## BEGIN

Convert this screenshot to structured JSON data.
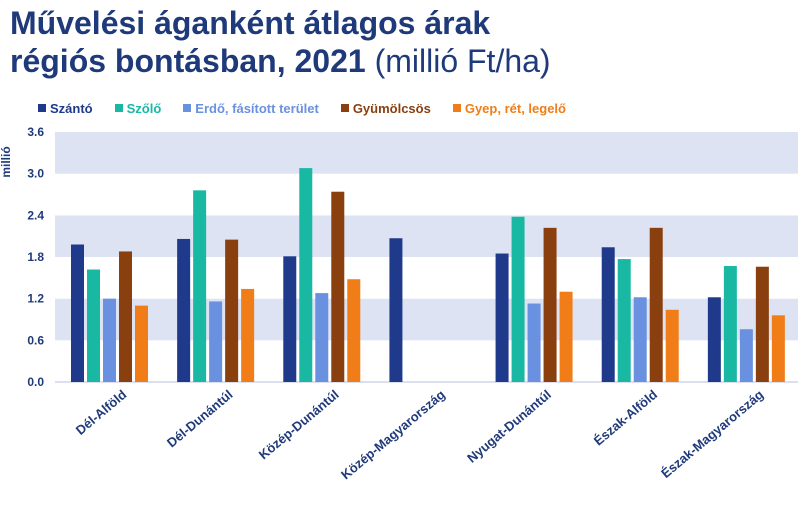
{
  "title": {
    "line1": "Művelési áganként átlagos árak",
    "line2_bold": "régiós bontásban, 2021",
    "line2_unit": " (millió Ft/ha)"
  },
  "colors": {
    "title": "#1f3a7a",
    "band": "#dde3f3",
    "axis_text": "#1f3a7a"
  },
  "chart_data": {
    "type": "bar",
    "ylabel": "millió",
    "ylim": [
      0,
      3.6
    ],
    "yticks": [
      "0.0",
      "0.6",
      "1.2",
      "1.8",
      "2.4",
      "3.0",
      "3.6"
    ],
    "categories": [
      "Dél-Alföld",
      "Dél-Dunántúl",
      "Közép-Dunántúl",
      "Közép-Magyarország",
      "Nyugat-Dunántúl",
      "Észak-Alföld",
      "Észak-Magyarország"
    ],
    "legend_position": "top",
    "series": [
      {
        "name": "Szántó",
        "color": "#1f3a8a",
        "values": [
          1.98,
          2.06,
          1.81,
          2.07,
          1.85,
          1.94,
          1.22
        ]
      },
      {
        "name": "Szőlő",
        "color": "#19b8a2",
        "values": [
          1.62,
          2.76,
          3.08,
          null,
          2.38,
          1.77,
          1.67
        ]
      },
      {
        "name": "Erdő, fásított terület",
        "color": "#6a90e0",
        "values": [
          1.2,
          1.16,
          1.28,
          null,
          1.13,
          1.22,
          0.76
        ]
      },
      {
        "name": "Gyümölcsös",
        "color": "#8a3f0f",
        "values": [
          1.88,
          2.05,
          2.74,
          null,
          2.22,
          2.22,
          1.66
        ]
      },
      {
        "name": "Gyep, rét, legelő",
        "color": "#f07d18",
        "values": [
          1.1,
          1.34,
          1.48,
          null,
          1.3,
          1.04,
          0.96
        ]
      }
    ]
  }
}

## END
## BEGIN

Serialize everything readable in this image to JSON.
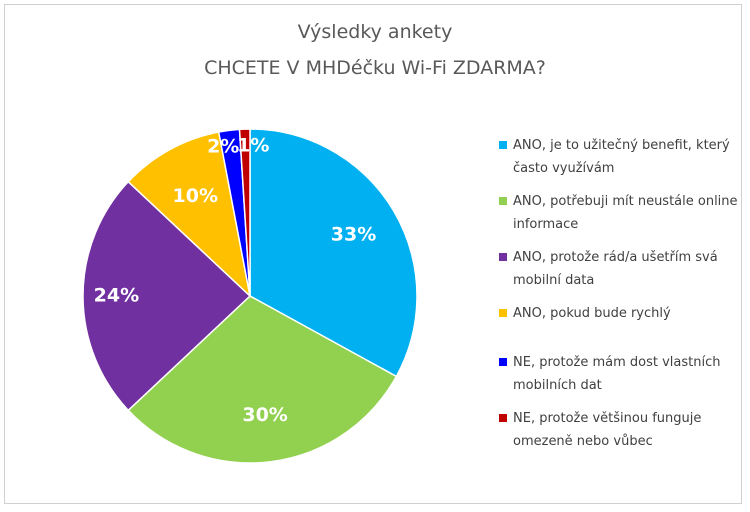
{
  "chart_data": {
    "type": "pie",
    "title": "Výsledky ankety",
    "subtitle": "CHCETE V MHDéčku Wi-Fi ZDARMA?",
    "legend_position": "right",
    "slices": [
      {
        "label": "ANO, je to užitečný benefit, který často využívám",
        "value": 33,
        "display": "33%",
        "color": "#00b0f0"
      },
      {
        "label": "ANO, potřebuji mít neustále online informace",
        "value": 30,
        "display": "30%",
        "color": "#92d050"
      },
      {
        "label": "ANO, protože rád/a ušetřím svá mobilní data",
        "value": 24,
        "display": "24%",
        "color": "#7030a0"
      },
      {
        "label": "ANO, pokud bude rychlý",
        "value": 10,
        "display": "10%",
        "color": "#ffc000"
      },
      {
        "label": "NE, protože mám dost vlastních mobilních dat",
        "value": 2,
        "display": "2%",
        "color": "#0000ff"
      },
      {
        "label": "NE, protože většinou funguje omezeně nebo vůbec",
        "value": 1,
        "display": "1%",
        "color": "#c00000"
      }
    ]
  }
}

## END
## BEGIN

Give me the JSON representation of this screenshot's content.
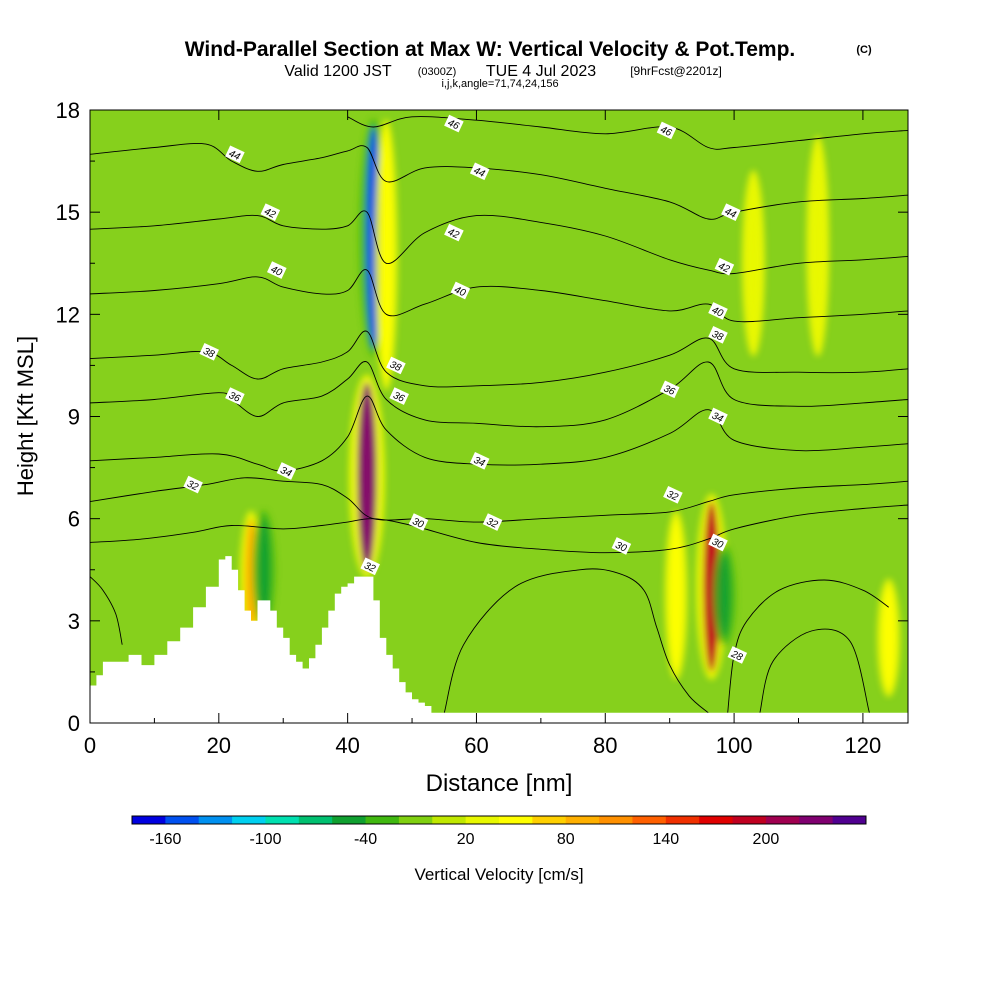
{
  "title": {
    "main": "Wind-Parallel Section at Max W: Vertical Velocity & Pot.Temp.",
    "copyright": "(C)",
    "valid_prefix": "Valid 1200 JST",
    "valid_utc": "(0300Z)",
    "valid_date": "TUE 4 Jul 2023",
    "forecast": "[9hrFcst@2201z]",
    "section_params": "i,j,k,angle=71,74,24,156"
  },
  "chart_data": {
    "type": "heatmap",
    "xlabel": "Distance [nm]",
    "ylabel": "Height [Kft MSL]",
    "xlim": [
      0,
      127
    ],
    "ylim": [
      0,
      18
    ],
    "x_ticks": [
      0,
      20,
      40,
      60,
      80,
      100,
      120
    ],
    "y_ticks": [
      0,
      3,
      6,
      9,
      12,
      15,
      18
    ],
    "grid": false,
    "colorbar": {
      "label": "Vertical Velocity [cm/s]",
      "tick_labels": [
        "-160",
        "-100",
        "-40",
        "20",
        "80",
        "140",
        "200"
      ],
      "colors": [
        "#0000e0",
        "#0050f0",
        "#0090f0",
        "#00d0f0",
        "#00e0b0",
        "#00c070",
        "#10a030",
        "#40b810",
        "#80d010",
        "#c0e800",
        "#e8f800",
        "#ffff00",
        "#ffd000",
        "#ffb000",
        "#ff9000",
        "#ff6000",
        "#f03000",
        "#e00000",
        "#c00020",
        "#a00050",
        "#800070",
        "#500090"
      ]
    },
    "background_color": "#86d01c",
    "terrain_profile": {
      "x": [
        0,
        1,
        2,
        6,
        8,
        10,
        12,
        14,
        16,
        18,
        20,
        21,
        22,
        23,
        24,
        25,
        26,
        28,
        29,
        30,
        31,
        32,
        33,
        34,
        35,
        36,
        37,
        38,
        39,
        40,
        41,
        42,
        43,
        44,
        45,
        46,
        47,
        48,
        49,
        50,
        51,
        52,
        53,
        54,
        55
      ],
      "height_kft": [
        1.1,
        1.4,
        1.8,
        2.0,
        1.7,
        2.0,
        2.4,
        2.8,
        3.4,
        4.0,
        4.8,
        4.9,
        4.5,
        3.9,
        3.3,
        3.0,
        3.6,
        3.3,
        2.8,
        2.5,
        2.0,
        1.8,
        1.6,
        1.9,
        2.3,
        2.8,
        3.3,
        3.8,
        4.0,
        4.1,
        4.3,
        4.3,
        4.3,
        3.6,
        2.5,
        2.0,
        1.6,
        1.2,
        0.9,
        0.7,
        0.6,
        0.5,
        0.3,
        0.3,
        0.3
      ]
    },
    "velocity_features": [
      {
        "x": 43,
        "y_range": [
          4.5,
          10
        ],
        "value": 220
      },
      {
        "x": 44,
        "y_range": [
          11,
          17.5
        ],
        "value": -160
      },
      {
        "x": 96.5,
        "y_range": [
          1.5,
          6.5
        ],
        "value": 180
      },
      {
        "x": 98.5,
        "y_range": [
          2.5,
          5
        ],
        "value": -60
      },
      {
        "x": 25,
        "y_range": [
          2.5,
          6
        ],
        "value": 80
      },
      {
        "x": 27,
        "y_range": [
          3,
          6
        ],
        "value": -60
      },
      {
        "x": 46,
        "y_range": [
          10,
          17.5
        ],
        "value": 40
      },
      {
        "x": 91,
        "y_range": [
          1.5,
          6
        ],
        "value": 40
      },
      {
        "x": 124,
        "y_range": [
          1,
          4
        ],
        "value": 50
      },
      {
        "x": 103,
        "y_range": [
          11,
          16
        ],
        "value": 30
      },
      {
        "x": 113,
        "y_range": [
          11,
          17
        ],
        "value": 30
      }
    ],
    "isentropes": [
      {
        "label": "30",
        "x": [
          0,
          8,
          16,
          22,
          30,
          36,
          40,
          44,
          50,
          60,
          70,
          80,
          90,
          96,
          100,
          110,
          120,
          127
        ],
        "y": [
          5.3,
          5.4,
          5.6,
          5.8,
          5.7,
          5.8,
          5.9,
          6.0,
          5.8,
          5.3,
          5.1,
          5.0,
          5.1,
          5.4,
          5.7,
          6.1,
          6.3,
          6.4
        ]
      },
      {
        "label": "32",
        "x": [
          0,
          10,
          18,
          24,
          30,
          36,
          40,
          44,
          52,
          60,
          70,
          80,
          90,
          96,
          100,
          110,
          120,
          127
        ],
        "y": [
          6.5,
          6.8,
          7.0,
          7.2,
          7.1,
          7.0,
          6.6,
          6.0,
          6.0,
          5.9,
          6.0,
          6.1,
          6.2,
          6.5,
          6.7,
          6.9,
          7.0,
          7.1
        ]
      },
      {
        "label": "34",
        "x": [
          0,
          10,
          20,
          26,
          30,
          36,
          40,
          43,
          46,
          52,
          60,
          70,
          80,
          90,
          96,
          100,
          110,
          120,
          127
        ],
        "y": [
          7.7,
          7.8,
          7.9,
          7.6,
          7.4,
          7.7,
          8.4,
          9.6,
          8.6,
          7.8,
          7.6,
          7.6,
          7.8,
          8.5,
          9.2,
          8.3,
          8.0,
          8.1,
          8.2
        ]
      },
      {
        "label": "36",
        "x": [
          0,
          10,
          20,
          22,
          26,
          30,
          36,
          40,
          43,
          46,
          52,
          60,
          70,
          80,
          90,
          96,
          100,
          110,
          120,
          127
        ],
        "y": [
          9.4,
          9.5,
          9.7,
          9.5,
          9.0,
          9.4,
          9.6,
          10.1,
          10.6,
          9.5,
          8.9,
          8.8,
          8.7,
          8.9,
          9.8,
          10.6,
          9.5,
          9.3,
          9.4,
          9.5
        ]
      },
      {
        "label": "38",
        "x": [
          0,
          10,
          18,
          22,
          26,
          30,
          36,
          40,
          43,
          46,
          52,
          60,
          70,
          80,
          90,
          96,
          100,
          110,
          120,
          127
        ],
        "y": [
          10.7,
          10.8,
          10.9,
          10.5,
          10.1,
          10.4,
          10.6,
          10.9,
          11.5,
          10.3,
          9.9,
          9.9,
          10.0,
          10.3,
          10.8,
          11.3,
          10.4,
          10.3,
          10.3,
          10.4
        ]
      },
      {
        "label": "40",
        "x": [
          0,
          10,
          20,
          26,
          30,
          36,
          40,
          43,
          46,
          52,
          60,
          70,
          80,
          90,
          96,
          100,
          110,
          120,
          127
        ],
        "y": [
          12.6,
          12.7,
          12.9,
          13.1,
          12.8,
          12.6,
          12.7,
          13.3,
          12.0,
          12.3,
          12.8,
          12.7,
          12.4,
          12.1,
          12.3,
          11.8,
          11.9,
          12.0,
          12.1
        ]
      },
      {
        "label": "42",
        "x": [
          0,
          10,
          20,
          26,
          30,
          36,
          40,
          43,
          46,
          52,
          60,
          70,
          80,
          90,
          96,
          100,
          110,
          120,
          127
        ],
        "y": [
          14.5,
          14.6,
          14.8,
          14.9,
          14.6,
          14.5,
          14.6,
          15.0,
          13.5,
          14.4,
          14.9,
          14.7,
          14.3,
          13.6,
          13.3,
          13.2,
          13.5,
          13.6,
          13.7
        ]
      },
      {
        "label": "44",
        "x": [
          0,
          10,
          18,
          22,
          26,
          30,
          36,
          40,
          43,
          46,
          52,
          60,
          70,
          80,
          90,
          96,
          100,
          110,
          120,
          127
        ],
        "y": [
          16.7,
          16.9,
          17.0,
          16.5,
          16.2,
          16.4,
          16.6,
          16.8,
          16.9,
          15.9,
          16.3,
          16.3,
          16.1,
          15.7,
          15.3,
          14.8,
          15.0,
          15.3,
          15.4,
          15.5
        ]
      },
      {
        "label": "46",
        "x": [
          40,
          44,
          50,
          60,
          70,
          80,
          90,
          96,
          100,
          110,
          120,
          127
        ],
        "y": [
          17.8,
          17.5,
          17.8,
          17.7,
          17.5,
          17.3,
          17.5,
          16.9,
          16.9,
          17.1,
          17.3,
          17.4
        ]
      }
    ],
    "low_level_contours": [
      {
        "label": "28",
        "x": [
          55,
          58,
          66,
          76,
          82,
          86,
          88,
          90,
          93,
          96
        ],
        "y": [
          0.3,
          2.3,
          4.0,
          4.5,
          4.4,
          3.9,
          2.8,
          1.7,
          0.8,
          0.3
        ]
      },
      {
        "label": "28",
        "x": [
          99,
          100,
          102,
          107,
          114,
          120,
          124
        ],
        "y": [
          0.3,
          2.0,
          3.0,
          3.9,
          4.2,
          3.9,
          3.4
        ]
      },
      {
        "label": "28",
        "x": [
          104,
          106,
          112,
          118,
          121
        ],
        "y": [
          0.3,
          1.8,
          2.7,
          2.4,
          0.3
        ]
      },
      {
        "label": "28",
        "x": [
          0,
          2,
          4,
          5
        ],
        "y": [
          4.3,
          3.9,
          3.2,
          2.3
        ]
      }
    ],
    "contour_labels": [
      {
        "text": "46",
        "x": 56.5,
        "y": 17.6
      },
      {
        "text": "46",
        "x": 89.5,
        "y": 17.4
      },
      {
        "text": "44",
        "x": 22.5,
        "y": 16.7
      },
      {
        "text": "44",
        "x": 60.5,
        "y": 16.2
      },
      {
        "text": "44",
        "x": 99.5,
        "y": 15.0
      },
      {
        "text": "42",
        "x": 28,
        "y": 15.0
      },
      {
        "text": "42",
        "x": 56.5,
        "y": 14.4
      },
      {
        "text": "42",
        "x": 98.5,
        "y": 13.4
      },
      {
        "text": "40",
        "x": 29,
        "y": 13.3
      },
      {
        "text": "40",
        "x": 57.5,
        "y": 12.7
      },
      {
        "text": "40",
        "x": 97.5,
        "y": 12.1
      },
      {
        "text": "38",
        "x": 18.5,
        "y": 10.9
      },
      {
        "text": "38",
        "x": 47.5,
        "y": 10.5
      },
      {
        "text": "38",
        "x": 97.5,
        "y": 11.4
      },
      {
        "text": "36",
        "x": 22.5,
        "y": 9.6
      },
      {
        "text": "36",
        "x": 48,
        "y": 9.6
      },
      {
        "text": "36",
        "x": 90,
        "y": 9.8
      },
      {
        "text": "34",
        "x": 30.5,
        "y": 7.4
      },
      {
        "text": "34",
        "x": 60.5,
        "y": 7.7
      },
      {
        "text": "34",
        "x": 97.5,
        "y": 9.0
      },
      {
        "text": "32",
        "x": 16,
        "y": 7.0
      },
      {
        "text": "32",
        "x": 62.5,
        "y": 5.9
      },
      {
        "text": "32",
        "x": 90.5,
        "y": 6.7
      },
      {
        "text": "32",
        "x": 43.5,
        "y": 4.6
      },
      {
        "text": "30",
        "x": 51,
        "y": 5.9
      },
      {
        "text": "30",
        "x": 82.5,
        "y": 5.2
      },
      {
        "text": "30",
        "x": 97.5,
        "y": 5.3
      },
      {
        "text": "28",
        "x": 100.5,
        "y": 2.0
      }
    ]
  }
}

## END

▶ **WHAT YOU ARE ASKED TO DO**
Every line that holds the word "millió" should be extracted.

▶ **RESULT OF THIS EXERCISE**
    "line2_unit": " (millió Ft/ha)"
    "ylabel": "millió",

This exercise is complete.